What needs to be done:
Reply with only the number of lines that contain the string "letter".

Data for this exercise:
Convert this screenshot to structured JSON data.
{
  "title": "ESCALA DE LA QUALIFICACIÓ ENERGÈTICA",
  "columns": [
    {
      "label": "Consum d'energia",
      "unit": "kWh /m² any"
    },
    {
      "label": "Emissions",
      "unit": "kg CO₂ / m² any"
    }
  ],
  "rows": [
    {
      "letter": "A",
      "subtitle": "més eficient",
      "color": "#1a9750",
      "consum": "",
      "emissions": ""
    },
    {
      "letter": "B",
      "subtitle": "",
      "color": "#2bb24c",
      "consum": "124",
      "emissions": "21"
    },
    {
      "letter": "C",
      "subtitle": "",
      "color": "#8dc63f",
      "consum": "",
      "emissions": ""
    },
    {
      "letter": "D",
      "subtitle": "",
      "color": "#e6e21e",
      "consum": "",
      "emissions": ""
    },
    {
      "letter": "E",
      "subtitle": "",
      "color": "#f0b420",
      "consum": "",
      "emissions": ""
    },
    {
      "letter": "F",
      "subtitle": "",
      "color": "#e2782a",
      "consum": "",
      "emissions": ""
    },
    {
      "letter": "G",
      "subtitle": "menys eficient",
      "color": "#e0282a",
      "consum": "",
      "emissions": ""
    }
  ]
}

...

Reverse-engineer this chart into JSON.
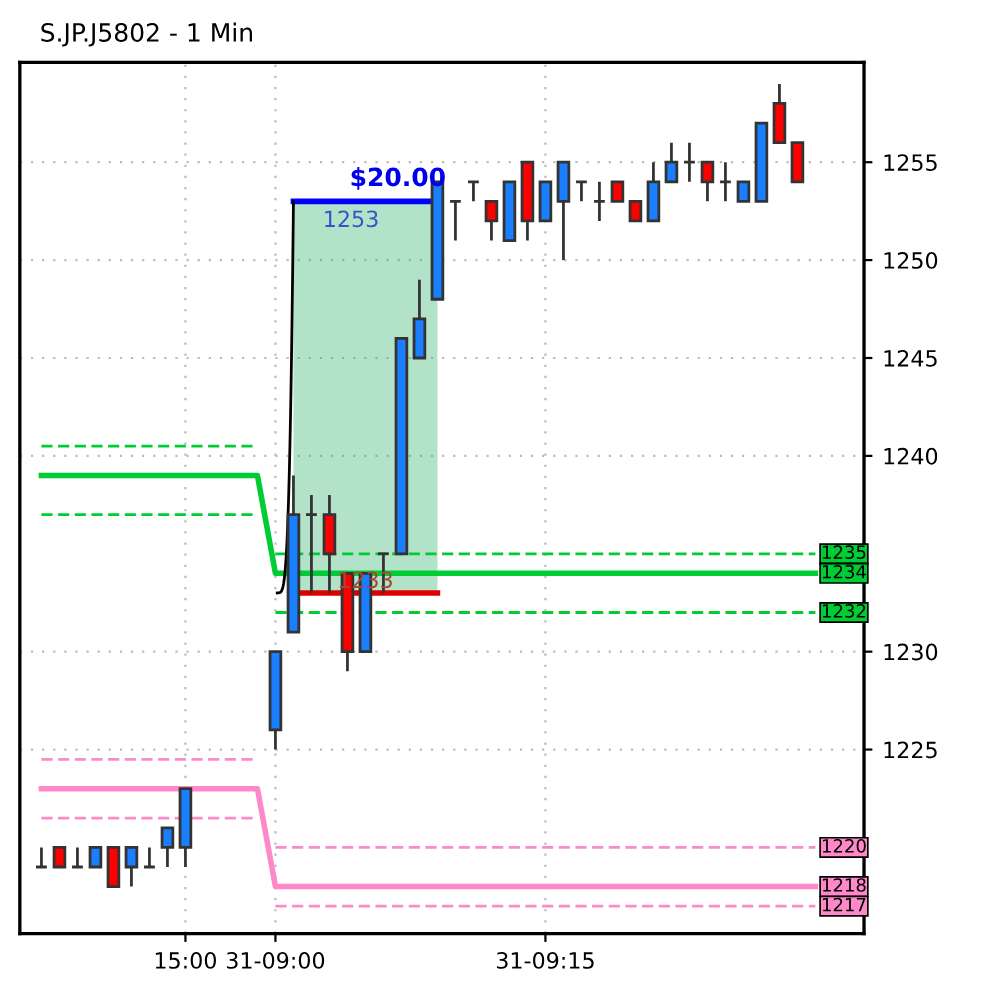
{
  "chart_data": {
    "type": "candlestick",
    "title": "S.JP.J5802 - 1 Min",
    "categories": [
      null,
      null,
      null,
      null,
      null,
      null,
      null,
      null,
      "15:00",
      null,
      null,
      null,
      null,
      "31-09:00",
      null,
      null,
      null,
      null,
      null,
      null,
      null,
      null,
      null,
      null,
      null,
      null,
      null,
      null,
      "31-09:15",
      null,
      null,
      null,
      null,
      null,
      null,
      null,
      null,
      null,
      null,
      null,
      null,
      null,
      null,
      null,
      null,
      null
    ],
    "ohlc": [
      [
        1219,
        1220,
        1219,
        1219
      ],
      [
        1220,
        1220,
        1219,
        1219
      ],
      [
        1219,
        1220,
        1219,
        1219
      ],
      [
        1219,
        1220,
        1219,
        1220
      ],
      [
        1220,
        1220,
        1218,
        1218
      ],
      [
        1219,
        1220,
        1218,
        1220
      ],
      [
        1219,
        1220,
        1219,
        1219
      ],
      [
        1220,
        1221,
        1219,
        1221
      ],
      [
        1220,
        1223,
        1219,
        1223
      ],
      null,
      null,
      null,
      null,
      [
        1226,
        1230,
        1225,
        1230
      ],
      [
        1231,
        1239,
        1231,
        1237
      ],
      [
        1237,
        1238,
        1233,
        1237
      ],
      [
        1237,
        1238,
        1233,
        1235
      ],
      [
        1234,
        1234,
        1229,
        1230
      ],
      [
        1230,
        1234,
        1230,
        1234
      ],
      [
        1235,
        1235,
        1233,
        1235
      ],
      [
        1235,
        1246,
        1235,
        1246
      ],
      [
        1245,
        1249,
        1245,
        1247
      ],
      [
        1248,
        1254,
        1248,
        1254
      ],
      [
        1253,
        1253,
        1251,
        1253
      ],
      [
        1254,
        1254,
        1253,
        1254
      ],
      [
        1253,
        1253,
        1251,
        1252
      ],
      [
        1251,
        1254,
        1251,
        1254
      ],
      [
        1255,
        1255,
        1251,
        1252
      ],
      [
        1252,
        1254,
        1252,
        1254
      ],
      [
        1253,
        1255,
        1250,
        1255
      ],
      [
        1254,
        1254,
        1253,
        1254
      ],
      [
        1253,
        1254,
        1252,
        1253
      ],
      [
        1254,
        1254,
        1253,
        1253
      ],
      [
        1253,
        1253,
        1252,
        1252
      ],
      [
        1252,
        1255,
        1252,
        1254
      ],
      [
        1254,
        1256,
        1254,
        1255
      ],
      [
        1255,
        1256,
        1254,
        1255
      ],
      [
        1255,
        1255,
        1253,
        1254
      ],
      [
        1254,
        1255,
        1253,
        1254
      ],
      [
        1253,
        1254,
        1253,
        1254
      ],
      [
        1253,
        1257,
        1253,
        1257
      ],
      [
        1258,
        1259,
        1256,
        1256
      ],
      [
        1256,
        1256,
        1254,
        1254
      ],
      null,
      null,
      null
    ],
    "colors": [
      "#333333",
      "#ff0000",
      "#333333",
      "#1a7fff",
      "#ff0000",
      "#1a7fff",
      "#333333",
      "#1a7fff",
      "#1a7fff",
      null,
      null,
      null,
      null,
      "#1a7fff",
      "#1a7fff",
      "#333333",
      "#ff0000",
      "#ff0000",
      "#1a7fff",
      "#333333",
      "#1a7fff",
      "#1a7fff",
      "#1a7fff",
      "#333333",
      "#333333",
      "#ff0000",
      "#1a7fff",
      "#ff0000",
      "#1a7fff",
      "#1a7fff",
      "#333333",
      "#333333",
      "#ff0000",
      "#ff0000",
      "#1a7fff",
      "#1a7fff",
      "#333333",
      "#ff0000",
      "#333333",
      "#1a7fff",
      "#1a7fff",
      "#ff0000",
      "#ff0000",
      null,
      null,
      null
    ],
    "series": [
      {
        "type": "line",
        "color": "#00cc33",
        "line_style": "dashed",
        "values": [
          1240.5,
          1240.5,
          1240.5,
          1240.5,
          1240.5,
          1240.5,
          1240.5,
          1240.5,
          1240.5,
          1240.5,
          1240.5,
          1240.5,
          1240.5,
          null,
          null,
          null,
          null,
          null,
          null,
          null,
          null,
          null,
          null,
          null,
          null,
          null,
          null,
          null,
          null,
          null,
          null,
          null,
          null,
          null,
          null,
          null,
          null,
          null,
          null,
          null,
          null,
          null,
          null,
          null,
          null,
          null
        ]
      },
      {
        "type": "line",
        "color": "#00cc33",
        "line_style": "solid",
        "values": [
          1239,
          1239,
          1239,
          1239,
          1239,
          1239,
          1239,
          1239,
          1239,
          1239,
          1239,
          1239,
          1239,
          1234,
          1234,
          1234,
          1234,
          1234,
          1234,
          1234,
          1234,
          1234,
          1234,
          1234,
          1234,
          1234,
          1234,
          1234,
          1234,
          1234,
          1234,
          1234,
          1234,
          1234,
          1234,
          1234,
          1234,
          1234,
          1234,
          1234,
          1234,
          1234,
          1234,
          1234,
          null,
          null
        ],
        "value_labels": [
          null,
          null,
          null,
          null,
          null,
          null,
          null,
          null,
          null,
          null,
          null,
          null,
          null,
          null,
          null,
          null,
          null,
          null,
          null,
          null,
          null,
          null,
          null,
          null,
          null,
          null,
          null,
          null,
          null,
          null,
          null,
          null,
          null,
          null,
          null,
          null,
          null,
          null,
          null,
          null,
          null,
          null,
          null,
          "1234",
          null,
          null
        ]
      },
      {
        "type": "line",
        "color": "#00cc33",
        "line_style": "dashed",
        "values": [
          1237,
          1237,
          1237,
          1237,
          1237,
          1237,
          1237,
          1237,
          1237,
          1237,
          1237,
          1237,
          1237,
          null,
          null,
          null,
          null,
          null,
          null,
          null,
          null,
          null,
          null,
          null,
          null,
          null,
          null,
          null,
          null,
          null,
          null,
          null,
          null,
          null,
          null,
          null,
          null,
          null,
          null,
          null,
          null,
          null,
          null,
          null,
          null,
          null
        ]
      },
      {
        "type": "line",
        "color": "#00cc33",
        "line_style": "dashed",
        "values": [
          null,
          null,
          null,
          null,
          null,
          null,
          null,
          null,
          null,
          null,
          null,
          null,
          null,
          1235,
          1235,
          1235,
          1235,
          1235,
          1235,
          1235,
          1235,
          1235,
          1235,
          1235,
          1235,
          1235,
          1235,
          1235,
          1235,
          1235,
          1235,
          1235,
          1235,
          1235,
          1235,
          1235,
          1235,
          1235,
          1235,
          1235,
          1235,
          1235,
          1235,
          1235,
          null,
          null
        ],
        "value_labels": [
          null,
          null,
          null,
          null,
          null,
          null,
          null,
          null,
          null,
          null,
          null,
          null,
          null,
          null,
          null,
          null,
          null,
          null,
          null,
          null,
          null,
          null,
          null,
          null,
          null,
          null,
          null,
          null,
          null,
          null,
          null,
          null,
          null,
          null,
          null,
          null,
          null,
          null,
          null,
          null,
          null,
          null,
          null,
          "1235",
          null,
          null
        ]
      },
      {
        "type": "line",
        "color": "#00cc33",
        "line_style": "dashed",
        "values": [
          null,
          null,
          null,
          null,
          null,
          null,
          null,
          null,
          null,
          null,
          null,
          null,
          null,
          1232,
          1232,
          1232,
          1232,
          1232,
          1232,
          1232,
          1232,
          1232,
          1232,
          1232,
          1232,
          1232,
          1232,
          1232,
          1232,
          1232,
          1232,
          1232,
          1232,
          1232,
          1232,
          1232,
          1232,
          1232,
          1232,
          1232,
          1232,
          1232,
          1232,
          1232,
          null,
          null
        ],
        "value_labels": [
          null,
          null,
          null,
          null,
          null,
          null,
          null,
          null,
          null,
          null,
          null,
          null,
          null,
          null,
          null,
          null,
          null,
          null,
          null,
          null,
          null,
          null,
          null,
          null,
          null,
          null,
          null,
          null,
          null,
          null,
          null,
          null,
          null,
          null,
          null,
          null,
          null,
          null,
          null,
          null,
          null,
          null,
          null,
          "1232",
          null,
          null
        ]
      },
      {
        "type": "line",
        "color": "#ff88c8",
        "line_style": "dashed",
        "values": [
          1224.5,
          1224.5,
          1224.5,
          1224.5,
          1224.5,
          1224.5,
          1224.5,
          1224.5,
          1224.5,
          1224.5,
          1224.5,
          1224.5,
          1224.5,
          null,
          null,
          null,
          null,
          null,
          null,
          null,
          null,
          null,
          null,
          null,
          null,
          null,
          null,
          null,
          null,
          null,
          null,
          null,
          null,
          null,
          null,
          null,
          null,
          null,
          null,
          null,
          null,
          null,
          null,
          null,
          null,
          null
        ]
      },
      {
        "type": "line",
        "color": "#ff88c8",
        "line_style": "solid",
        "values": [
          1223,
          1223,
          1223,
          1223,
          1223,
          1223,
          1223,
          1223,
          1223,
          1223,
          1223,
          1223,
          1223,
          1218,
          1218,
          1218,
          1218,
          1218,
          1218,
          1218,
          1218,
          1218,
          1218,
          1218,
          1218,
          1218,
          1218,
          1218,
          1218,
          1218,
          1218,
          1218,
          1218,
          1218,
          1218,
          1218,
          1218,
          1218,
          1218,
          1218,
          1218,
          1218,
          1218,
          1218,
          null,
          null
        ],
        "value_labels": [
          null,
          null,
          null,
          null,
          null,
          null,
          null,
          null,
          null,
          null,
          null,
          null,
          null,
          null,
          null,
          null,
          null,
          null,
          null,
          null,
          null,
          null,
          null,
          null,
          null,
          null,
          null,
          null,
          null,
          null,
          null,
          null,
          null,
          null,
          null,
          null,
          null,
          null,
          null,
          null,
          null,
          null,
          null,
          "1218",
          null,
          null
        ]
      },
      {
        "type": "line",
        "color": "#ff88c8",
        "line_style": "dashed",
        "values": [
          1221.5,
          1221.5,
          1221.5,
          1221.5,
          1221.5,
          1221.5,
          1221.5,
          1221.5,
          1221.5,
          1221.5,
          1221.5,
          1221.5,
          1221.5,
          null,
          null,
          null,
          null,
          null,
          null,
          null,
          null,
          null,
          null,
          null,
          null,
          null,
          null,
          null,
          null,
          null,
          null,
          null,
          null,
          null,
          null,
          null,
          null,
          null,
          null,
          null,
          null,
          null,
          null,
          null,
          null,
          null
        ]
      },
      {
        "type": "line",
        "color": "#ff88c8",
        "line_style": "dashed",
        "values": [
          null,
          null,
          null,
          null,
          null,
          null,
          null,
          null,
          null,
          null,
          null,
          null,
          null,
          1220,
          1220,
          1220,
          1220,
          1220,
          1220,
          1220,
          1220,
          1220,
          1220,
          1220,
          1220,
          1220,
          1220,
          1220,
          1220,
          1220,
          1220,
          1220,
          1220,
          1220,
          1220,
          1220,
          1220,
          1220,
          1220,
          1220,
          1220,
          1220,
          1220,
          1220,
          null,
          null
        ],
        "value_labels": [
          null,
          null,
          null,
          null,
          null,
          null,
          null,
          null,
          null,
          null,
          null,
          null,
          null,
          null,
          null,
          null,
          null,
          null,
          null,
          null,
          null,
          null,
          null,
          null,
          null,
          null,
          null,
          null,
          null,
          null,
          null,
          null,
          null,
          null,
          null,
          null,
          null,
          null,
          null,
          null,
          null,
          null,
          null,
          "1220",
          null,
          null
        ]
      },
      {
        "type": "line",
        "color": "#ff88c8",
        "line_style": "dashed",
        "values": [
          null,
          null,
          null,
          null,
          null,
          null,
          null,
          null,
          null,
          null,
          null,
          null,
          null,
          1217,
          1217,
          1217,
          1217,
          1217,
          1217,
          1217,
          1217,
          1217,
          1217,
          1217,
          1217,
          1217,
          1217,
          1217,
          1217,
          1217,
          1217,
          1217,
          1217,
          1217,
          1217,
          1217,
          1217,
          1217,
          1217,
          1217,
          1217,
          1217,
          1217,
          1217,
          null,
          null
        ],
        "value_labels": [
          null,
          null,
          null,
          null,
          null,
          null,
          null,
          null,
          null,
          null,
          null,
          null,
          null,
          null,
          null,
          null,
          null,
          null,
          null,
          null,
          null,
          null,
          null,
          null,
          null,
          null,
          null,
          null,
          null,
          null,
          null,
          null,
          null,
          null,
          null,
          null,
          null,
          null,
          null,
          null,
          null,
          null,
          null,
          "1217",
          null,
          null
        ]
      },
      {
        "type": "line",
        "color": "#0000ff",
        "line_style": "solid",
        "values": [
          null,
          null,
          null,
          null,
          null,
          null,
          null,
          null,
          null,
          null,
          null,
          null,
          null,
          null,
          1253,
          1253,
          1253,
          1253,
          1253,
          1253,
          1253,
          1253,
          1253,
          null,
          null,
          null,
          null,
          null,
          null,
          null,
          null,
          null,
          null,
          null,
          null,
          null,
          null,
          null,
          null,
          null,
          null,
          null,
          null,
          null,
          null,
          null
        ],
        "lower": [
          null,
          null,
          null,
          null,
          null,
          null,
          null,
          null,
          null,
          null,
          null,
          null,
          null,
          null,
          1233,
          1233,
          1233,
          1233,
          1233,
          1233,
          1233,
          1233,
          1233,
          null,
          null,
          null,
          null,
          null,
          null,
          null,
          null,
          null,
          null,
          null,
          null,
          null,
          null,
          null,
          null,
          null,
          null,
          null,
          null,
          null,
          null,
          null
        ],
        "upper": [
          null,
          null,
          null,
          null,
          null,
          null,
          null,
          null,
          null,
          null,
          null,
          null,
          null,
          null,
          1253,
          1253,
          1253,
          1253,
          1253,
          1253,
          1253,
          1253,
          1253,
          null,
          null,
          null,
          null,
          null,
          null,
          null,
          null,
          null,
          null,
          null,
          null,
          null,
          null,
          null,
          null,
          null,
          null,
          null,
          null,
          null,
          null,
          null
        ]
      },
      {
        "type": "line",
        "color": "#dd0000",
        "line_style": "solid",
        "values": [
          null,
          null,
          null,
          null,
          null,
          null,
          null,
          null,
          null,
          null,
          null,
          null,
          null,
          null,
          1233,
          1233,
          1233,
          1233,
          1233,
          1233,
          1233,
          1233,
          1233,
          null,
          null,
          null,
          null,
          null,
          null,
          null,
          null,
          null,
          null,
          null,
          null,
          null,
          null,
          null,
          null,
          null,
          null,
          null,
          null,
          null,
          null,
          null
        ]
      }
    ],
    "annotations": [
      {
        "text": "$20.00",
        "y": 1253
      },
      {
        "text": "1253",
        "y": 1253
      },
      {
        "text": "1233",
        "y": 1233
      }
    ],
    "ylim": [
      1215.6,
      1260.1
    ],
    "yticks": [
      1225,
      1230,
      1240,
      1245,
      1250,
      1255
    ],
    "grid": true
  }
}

Exercise response:
7